*Entries supplied*
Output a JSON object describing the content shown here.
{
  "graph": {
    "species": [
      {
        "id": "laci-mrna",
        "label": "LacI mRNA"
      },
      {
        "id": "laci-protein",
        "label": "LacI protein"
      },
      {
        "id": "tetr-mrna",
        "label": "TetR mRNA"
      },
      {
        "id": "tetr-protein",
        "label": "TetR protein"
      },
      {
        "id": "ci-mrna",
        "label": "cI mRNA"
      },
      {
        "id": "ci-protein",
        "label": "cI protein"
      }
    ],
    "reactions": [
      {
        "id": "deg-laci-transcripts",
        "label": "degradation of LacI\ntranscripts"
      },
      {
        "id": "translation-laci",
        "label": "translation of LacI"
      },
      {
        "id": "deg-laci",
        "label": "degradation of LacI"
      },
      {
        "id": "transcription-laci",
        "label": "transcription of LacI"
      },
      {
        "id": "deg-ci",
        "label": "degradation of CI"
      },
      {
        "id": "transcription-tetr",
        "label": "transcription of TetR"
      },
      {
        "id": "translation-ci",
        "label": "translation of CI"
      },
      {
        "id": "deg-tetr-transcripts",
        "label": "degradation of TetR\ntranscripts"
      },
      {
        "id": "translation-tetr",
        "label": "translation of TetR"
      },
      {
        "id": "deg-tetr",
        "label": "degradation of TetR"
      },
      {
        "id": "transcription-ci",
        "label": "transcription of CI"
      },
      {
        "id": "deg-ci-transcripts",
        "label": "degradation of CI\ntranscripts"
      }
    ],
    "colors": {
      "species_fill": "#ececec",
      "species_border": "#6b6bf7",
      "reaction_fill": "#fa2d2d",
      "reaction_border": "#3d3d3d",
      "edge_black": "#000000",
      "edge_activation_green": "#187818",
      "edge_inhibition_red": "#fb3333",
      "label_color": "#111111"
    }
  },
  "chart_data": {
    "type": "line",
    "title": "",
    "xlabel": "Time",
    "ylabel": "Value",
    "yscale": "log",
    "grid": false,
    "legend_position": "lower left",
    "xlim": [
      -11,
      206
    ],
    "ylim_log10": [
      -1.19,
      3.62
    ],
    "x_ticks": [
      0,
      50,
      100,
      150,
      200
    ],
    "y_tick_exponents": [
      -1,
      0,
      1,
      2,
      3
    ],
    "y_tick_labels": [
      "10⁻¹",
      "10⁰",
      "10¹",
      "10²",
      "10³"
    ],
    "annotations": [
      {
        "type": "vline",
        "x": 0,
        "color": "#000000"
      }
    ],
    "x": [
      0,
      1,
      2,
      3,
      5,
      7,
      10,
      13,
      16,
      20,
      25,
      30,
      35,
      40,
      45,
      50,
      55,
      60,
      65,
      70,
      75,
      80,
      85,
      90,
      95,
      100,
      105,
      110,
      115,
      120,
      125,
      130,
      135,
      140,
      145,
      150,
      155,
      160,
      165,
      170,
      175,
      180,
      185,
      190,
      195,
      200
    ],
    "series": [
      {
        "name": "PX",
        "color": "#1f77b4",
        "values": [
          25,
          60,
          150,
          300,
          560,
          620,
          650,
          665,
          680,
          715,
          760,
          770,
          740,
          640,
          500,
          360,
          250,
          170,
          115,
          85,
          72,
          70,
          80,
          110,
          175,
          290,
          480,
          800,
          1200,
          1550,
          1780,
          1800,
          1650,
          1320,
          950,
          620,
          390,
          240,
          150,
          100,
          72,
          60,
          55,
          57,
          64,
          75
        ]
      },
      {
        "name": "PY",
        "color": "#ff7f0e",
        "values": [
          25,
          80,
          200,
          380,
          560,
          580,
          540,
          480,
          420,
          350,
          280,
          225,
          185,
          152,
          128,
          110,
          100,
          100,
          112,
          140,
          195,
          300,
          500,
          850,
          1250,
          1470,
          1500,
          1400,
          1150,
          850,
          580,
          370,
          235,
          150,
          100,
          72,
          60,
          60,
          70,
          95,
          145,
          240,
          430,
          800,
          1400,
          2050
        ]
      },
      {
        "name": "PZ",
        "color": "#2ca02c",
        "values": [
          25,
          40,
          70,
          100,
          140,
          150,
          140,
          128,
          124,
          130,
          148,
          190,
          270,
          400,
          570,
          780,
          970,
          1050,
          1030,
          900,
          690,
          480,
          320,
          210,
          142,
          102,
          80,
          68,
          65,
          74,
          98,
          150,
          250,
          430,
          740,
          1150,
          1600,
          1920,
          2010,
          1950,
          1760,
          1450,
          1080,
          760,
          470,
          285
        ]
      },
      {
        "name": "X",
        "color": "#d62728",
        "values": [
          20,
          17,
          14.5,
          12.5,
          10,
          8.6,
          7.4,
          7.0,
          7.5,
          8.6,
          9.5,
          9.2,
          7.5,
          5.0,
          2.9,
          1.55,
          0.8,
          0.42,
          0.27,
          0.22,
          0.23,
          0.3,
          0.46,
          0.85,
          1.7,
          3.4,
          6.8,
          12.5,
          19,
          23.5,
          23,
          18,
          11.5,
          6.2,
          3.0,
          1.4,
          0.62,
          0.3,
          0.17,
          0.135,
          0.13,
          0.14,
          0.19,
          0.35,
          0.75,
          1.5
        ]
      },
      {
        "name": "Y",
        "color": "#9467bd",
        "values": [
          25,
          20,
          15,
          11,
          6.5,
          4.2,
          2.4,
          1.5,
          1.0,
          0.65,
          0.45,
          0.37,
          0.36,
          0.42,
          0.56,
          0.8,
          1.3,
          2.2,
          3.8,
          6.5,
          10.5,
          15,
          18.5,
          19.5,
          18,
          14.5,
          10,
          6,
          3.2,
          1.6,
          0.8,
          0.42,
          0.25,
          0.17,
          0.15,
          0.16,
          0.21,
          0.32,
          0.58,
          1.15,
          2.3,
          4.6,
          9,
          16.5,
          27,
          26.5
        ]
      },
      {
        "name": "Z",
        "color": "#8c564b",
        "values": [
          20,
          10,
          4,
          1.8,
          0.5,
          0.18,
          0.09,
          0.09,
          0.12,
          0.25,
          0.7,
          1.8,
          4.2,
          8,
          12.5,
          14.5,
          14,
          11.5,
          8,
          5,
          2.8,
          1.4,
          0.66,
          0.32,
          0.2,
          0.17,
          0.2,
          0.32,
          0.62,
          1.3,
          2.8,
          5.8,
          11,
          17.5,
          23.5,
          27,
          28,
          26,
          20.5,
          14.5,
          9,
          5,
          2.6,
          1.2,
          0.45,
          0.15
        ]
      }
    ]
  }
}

*Assignment*
All of the entries should be output exactly as they appear above.

*The answer*
Output a JSON object describing the content shown here.
{
  "graph": {
    "species": [
      {
        "id": "laci-mrna",
        "label": "LacI mRNA"
      },
      {
        "id": "laci-protein",
        "label": "LacI protein"
      },
      {
        "id": "tetr-mrna",
        "label": "TetR mRNA"
      },
      {
        "id": "tetr-protein",
        "label": "TetR protein"
      },
      {
        "id": "ci-mrna",
        "label": "cI mRNA"
      },
      {
        "id": "ci-protein",
        "label": "cI protein"
      }
    ],
    "reactions": [
      {
        "id": "deg-laci-transcripts",
        "label": "degradation of LacI\ntranscripts"
      },
      {
        "id": "translation-laci",
        "label": "translation of LacI"
      },
      {
        "id": "deg-laci",
        "label": "degradation of LacI"
      },
      {
        "id": "transcription-laci",
        "label": "transcription of LacI"
      },
      {
        "id": "deg-ci",
        "label": "degradation of CI"
      },
      {
        "id": "transcription-tetr",
        "label": "transcription of TetR"
      },
      {
        "id": "translation-ci",
        "label": "translation of CI"
      },
      {
        "id": "deg-tetr-transcripts",
        "label": "degradation of TetR\ntranscripts"
      },
      {
        "id": "translation-tetr",
        "label": "translation of TetR"
      },
      {
        "id": "deg-tetr",
        "label": "degradation of TetR"
      },
      {
        "id": "transcription-ci",
        "label": "transcription of CI"
      },
      {
        "id": "deg-ci-transcripts",
        "label": "degradation of CI\ntranscripts"
      }
    ],
    "colors": {
      "species_fill": "#ececec",
      "species_border": "#6b6bf7",
      "reaction_fill": "#fa2d2d",
      "reaction_border": "#3d3d3d",
      "edge_black": "#000000",
      "edge_activation_green": "#187818",
      "edge_inhibition_red": "#fb3333",
      "label_color": "#111111"
    }
  },
  "chart_data": {
    "type": "line",
    "title": "",
    "xlabel": "Time",
    "ylabel": "Value",
    "yscale": "log",
    "grid": false,
    "legend_position": "lower left",
    "xlim": [
      -11,
      206
    ],
    "ylim_log10": [
      -1.19,
      3.62
    ],
    "x_ticks": [
      0,
      50,
      100,
      150,
      200
    ],
    "y_tick_exponents": [
      -1,
      0,
      1,
      2,
      3
    ],
    "y_tick_labels": [
      "10⁻¹",
      "10⁰",
      "10¹",
      "10²",
      "10³"
    ],
    "annotations": [
      {
        "type": "vline",
        "x": 0,
        "color": "#000000"
      }
    ],
    "x": [
      0,
      1,
      2,
      3,
      5,
      7,
      10,
      13,
      16,
      20,
      25,
      30,
      35,
      40,
      45,
      50,
      55,
      60,
      65,
      70,
      75,
      80,
      85,
      90,
      95,
      100,
      105,
      110,
      115,
      120,
      125,
      130,
      135,
      140,
      145,
      150,
      155,
      160,
      165,
      170,
      175,
      180,
      185,
      190,
      195,
      200
    ],
    "series": [
      {
        "name": "PX",
        "color": "#1f77b4",
        "values": [
          25,
          60,
          150,
          300,
          560,
          620,
          650,
          665,
          680,
          715,
          760,
          770,
          740,
          640,
          500,
          360,
          250,
          170,
          115,
          85,
          72,
          70,
          80,
          110,
          175,
          290,
          480,
          800,
          1200,
          1550,
          1780,
          1800,
          1650,
          1320,
          950,
          620,
          390,
          240,
          150,
          100,
          72,
          60,
          55,
          57,
          64,
          75
        ]
      },
      {
        "name": "PY",
        "color": "#ff7f0e",
        "values": [
          25,
          80,
          200,
          380,
          560,
          580,
          540,
          480,
          420,
          350,
          280,
          225,
          185,
          152,
          128,
          110,
          100,
          100,
          112,
          140,
          195,
          300,
          500,
          850,
          1250,
          1470,
          1500,
          1400,
          1150,
          850,
          580,
          370,
          235,
          150,
          100,
          72,
          60,
          60,
          70,
          95,
          145,
          240,
          430,
          800,
          1400,
          2050
        ]
      },
      {
        "name": "PZ",
        "color": "#2ca02c",
        "values": [
          25,
          40,
          70,
          100,
          140,
          150,
          140,
          128,
          124,
          130,
          148,
          190,
          270,
          400,
          570,
          780,
          970,
          1050,
          1030,
          900,
          690,
          480,
          320,
          210,
          142,
          102,
          80,
          68,
          65,
          74,
          98,
          150,
          250,
          430,
          740,
          1150,
          1600,
          1920,
          2010,
          1950,
          1760,
          1450,
          1080,
          760,
          470,
          285
        ]
      },
      {
        "name": "X",
        "color": "#d62728",
        "values": [
          20,
          17,
          14.5,
          12.5,
          10,
          8.6,
          7.4,
          7.0,
          7.5,
          8.6,
          9.5,
          9.2,
          7.5,
          5.0,
          2.9,
          1.55,
          0.8,
          0.42,
          0.27,
          0.22,
          0.23,
          0.3,
          0.46,
          0.85,
          1.7,
          3.4,
          6.8,
          12.5,
          19,
          23.5,
          23,
          18,
          11.5,
          6.2,
          3.0,
          1.4,
          0.62,
          0.3,
          0.17,
          0.135,
          0.13,
          0.14,
          0.19,
          0.35,
          0.75,
          1.5
        ]
      },
      {
        "name": "Y",
        "color": "#9467bd",
        "values": [
          25,
          20,
          15,
          11,
          6.5,
          4.2,
          2.4,
          1.5,
          1.0,
          0.65,
          0.45,
          0.37,
          0.36,
          0.42,
          0.56,
          0.8,
          1.3,
          2.2,
          3.8,
          6.5,
          10.5,
          15,
          18.5,
          19.5,
          18,
          14.5,
          10,
          6,
          3.2,
          1.6,
          0.8,
          0.42,
          0.25,
          0.17,
          0.15,
          0.16,
          0.21,
          0.32,
          0.58,
          1.15,
          2.3,
          4.6,
          9,
          16.5,
          27,
          26.5
        ]
      },
      {
        "name": "Z",
        "color": "#8c564b",
        "values": [
          20,
          10,
          4,
          1.8,
          0.5,
          0.18,
          0.09,
          0.09,
          0.12,
          0.25,
          0.7,
          1.8,
          4.2,
          8,
          12.5,
          14.5,
          14,
          11.5,
          8,
          5,
          2.8,
          1.4,
          0.66,
          0.32,
          0.2,
          0.17,
          0.2,
          0.32,
          0.62,
          1.3,
          2.8,
          5.8,
          11,
          17.5,
          23.5,
          27,
          28,
          26,
          20.5,
          14.5,
          9,
          5,
          2.6,
          1.2,
          0.45,
          0.15
        ]
      }
    ]
  }
}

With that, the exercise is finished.